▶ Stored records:
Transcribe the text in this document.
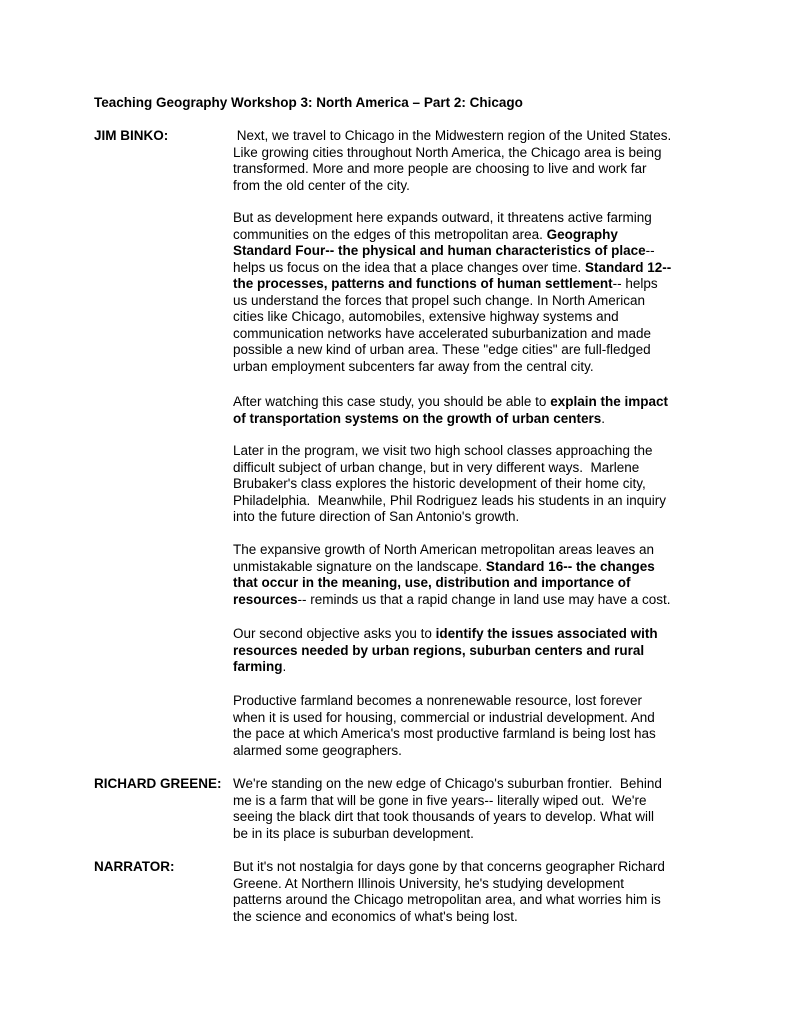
Teaching Geography Workshop 3: North America – Part 2: Chicago
JIM BINKO:	Next, we travel to Chicago in the Midwestern region of the United States.
Like growing cities throughout North America, the Chicago area is being
transformed. More and more people are choosing to live and work far
from the old center of the city.
But as development here expands outward, it threatens active farming
communities on the edges of this metropolitan area. Geography
Standard Four-- the physical and human characteristics of place--
helps us focus on the idea that a place changes over time. Standard 12--
the processes, patterns and functions of human settlement-- helps
us understand the forces that propel such change. In North American
cities like Chicago, automobiles, extensive highway systems and
communication networks have accelerated suburbanization and made
possible a new kind of urban area. These "edge cities" are full-fledged
urban employment subcenters far away from the central city.
After watching this case study, you should be able to explain the impact
of transportation systems on the growth of urban centers.
Later in the program, we visit two high school classes approaching the
difficult subject of urban change, but in very different ways.  Marlene
Brubaker's class explores the historic development of their home city,
Philadelphia.  Meanwhile, Phil Rodriguez leads his students in an inquiry
into the future direction of San Antonio's growth.
The expansive growth of North American metropolitan areas leaves an
unmistakable signature on the landscape. Standard 16-- the changes
that occur in the meaning, use, distribution and importance of
resources-- reminds us that a rapid change in land use may have a cost.
Our second objective asks you to identify the issues associated with
resources needed by urban regions, suburban centers and rural
farming.
Productive farmland becomes a nonrenewable resource, lost forever
when it is used for housing, commercial or industrial development. And
the pace at which America's most productive farmland is being lost has
alarmed some geographers.
RICHARD GREENE: We're standing on the new edge of Chicago's suburban frontier.  Behind
me is a farm that will be gone in five years-- literally wiped out.  We're
seeing the black dirt that took thousands of years to develop. What will
be in its place is suburban development.
NARRATOR:	But it's not nostalgia for days gone by that concerns geographer Richard
Greene. At Northern Illinois University, he's studying development
patterns around the Chicago metropolitan area, and what worries him is
the science and economics of what's being lost.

▶ WHAT YOU WILL DO: How many lines in the records hold the string "human"? Reply with the number alone.

▶ ANSWER TO THE EXERCISE: 2